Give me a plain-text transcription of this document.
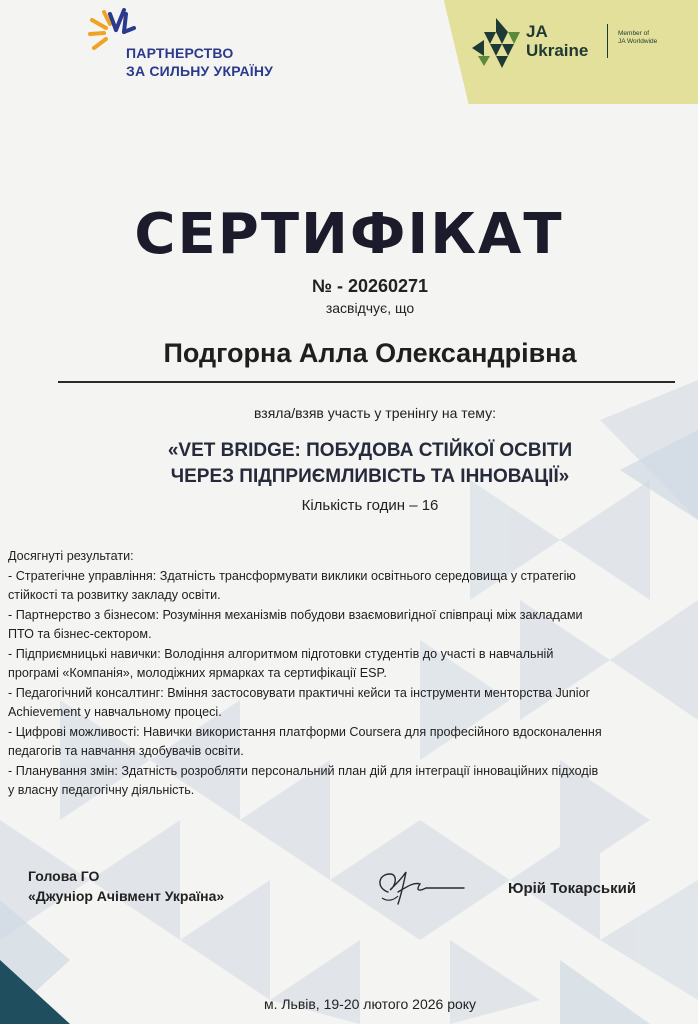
ПАРТНЕРСТВО
ЗА СИЛЬНУ УКРАЇНУ
JA
Ukraine
Member of
JA Worldwide
СЕРТИФІКАТ
№ - 20260271
засвідчує, що
Подгорна Алла Олександрівна
взяла/взяв участь у тренінгу на тему:
«VET BRIDGE: ПОБУДОВА СТІЙКОЇ ОСВІТИ
ЧЕРЕЗ ПІДПРИЄМЛИВІСТЬ ТА ІННОВАЦІЇ»
Кількість годин – 16
Досягнуті результати:
- Стратегічне управління: Здатність трансформувати виклики освітнього середовища у стратегію
стійкості та розвитку закладу освіти.
- Партнерство з бізнесом: Розуміння механізмів побудови взаємовигідної співпраці між закладами
ПТО та бізнес-сектором.
- Підприємницькі навички: Володіння алгоритмом підготовки студентів до участі в навчальній
програмі «Компанія», молодіжних ярмарках та сертифікації ESP.
- Педагогічний консалтинг: Вміння застосовувати практичні кейси та інструменти менторства Junior
Achievement у навчальному процесі.
- Цифрові можливості: Навички використання платформи Coursera для професійного вдосконалення
педагогів та навчання здобувачів освіти.
- Планування змін: Здатність розробляти персональний план дій для інтеграції інноваційних підходів
у власну педагогічну діяльність.
Голова ГО
«Джуніор Ачівмент Україна»	Юрій Токарський
м. Львів, 19-20 лютого 2026 року
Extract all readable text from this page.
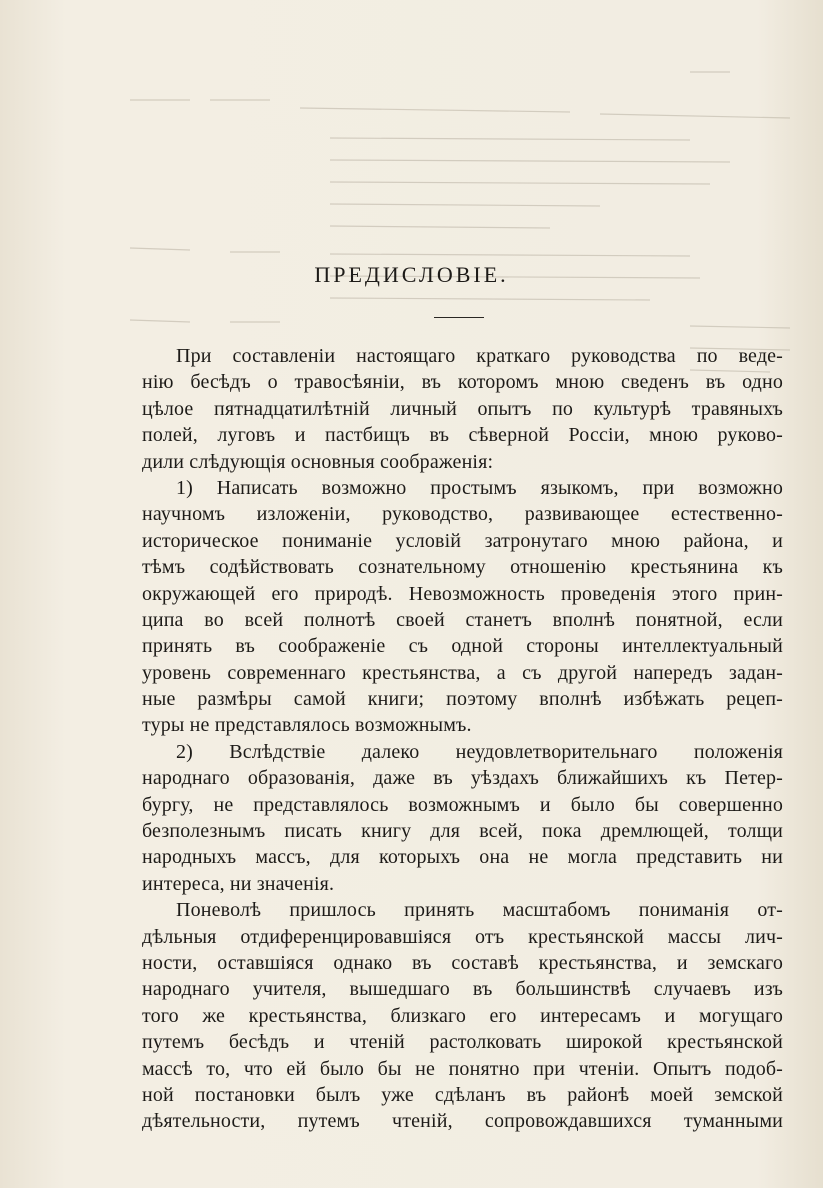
ПРЕДИСЛОВІЕ.
При составленіи настоящаго краткаго руководства по веде-
нію бесѣдъ о травосѣяніи, въ которомъ мною сведенъ въ одно
цѣлое пятнадцатилѣтній личный опытъ по культурѣ травяныхъ
полей, луговъ и пастбищъ въ сѣверной Россіи, мною руково-
дили слѣдующія основныя соображенія:
1) Написать возможно простымъ языкомъ, при возможно
научномъ изложеніи, руководство, развивающее естественно-
историческое пониманіе условій затронутаго мною района, и
тѣмъ содѣйствовать сознательному отношенію крестьянина къ
окружающей его природѣ. Невозможность проведенія этого прин-
ципа во всей полнотѣ своей станетъ вполнѣ понятной, если
принять въ соображеніе съ одной стороны интеллектуальный
уровень современнаго крестьянства, а съ другой напередъ задан-
ные размѣры самой книги; поэтому вполнѣ избѣжать рецеп-
туры не представлялось возможнымъ.
2) Вслѣдствіе далеко неудовлетворительнаго положенія
народнаго образованія, даже въ уѣздахъ ближайшихъ къ Петер-
бургу, не представлялось возможнымъ и было бы совершенно
безполезнымъ писать книгу для всей, пока дремлющей, толщи
народныхъ массъ, для которыхъ она не могла представить ни
интереса, ни значенія.
Поневолѣ пришлось принять масштабомъ пониманія от-
дѣльныя отдиференцировавшіяся отъ крестьянской массы лич-
ности, оставшіяся однако въ составѣ крестьянства, и земскаго
народнаго учителя, вышедшаго въ большинствѣ случаевъ изъ
того же крестьянства, близкаго его интересамъ и могущаго
путемъ бесѣдъ и чтеній растолковать широкой крестьянской
массѣ то, что ей было бы не понятно при чтеніи. Опытъ подоб-
ной постановки былъ уже сдѣланъ въ районѣ моей земской
дѣятельности, путемъ чтеній, сопровождавшихся туманными
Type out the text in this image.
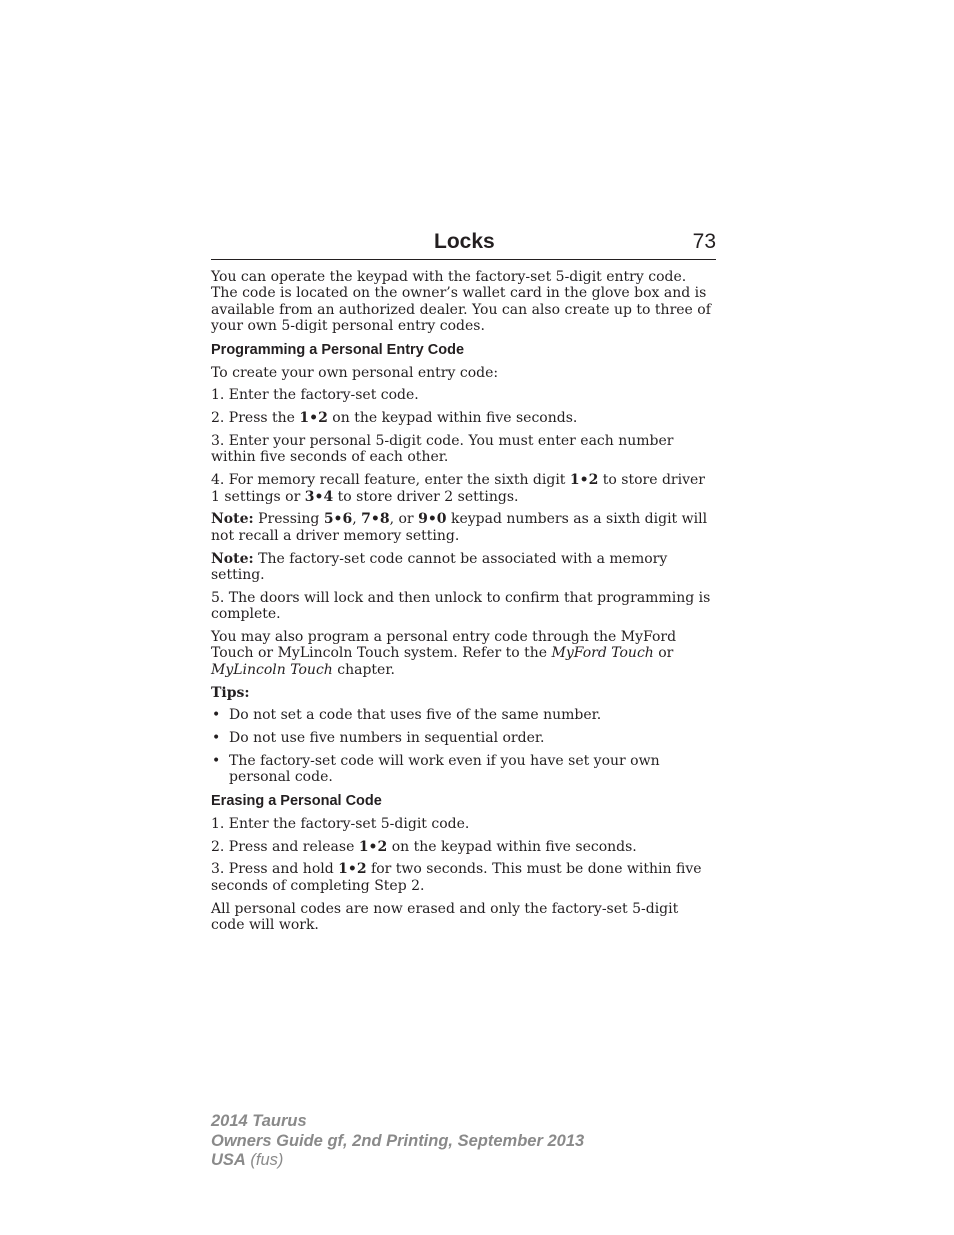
Locks	73

You can operate the keypad with the factory-set 5-digit entry code. The code is located on the owner’s wallet card in the glove box and is available from an authorized dealer. You can also create up to three of your own 5-digit personal entry codes.

Programming a Personal Entry Code

To create your own personal entry code:

1. Enter the factory-set code.

2. Press the 1•2 on the keypad within five seconds.

3. Enter your personal 5-digit code. You must enter each number within five seconds of each other.

4. For memory recall feature, enter the sixth digit 1•2 to store driver 1 settings or 3•4 to store driver 2 settings.

Note: Pressing 5•6, 7•8, or 9•0 keypad numbers as a sixth digit will not recall a driver memory setting.

Note: The factory-set code cannot be associated with a memory setting.

5. The doors will lock and then unlock to confirm that programming is complete.

You may also program a personal entry code through the MyFord Touch or MyLincoln Touch system. Refer to the MyFord Touch or MyLincoln Touch chapter.

Tips:

• Do not set a code that uses five of the same number.
• Do not use five numbers in sequential order.
• The factory-set code will work even if you have set your own personal code.
Erasing a Personal Code

1. Enter the factory-set 5-digit code.

2. Press and release 1•2 on the keypad within five seconds.

3. Press and hold 1•2 for two seconds. This must be done within five seconds of completing Step 2.

All personal codes are now erased and only the factory-set 5-digit code will work.

2014 Taurus
Owners Guide gf, 2nd Printing, September 2013
USA (fus)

***

▶ [To do] Pictures are to be left out; the records above must be repeated word for word.

▶ [Written response]
Give me a plain-text transcription of this document.
ПАРТНЕРСТВО
ЗА СИЛЬНУ УКРАЇНУ
JA
Ukraine
Member of
JA Worldwide
СЕРТИФІКАТ
№ - 20260271
засвідчує, що
Подгорна Алла Олександрівна
взяла/взяв участь у тренінгу на тему:
«VET BRIDGE: ПОБУДОВА СТІЙКОЇ ОСВІТИ
ЧЕРЕЗ ПІДПРИЄМЛИВІСТЬ ТА ІННОВАЦІЇ»
Кількість годин – 16
Досягнуті результати:
- Стратегічне управління: Здатність трансформувати виклики освітнього середовища у стратегію
стійкості та розвитку закладу освіти.
- Партнерство з бізнесом: Розуміння механізмів побудови взаємовигідної співпраці між закладами
ПТО та бізнес-сектором.
- Підприємницькі навички: Володіння алгоритмом підготовки студентів до участі в навчальній
програмі «Компанія», молодіжних ярмарках та сертифікації ESP.
- Педагогічний консалтинг: Вміння застосовувати практичні кейси та інструменти менторства Junior
Achievement у навчальному процесі.
- Цифрові можливості: Навички використання платформи Coursera для професійного вдосконалення
педагогів та навчання здобувачів освіти.
- Планування змін: Здатність розробляти персональний план дій для інтеграції інноваційних підходів
у власну педагогічну діяльність.
Голова ГО
«Джуніор Ачівмент Україна»	Юрій Токарський
м. Львів, 19-20 лютого 2026 року
Extract all readable text from this page.
ПРЕДИСЛОВІЕ.
При составленіи настоящаго краткаго руководства по веде-
нію бесѣдъ о травосѣяніи, въ которомъ мною сведенъ въ одно
цѣлое пятнадцатилѣтній личный опытъ по культурѣ травяныхъ
полей, луговъ и пастбищъ въ сѣверной Россіи, мною руково-
дили слѣдующія основныя соображенія:
1) Написать возможно простымъ языкомъ, при возможно
научномъ изложеніи, руководство, развивающее естественно-
историческое пониманіе условій затронутаго мною района, и
тѣмъ содѣйствовать сознательному отношенію крестьянина къ
окружающей его природѣ. Невозможность проведенія этого прин-
ципа во всей полнотѣ своей станетъ вполнѣ понятной, если
принять въ соображеніе съ одной стороны интеллектуальный
уровень современнаго крестьянства, а съ другой напередъ задан-
ные размѣры самой книги; поэтому вполнѣ избѣжать рецеп-
туры не представлялось возможнымъ.
2) Вслѣдствіе далеко неудовлетворительнаго положенія
народнаго образованія, даже въ уѣздахъ ближайшихъ къ Петер-
бургу, не представлялось возможнымъ и было бы совершенно
безполезнымъ писать книгу для всей, пока дремлющей, толщи
народныхъ массъ, для которыхъ она не могла представить ни
интереса, ни значенія.
Поневолѣ пришлось принять масштабомъ пониманія от-
дѣльныя отдиференцировавшіяся отъ крестьянской массы лич-
ности, оставшіяся однако въ составѣ крестьянства, и земскаго
народнаго учителя, вышедшаго въ большинствѣ случаевъ изъ
того же крестьянства, близкаго его интересамъ и могущаго
путемъ бесѣдъ и чтеній растолковать широкой крестьянской
массѣ то, что ей было бы не понятно при чтеніи. Опытъ подоб-
ной постановки былъ уже сдѣланъ въ районѣ моей земской
дѣятельности, путемъ чтеній, сопровождавшихся туманными
Type out the text in this image.
Locks	73

You can operate the keypad with the factory-set 5-digit entry code. The code is located on the owner’s wallet card in the glove box and is available from an authorized dealer. You can also create up to three of your own 5-digit personal entry codes.

Programming a Personal Entry Code

To create your own personal entry code:

1. Enter the factory-set code.

2. Press the 1•2 on the keypad within five seconds.

3. Enter your personal 5-digit code. You must enter each number within five seconds of each other.

4. For memory recall feature, enter the sixth digit 1•2 to store driver 1 settings or 3•4 to store driver 2 settings.

Note: Pressing 5•6, 7•8, or 9•0 keypad numbers as a sixth digit will not recall a driver memory setting.

Note: The factory-set code cannot be associated with a memory setting.

5. The doors will lock and then unlock to confirm that programming is complete.

You may also program a personal entry code through the MyFord Touch or MyLincoln Touch system. Refer to the MyFord Touch or MyLincoln Touch chapter.

Tips:

• Do not set a code that uses five of the same number.
• Do not use five numbers in sequential order.
• The factory-set code will work even if you have set your own personal code.
Erasing a Personal Code

1. Enter the factory-set 5-digit code.

2. Press and release 1•2 on the keypad within five seconds.

3. Press and hold 1•2 for two seconds. This must be done within five seconds of completing Step 2.

All personal codes are now erased and only the factory-set 5-digit code will work.

2014 Taurus
Owners Guide gf, 2nd Printing, September 2013
USA (fus)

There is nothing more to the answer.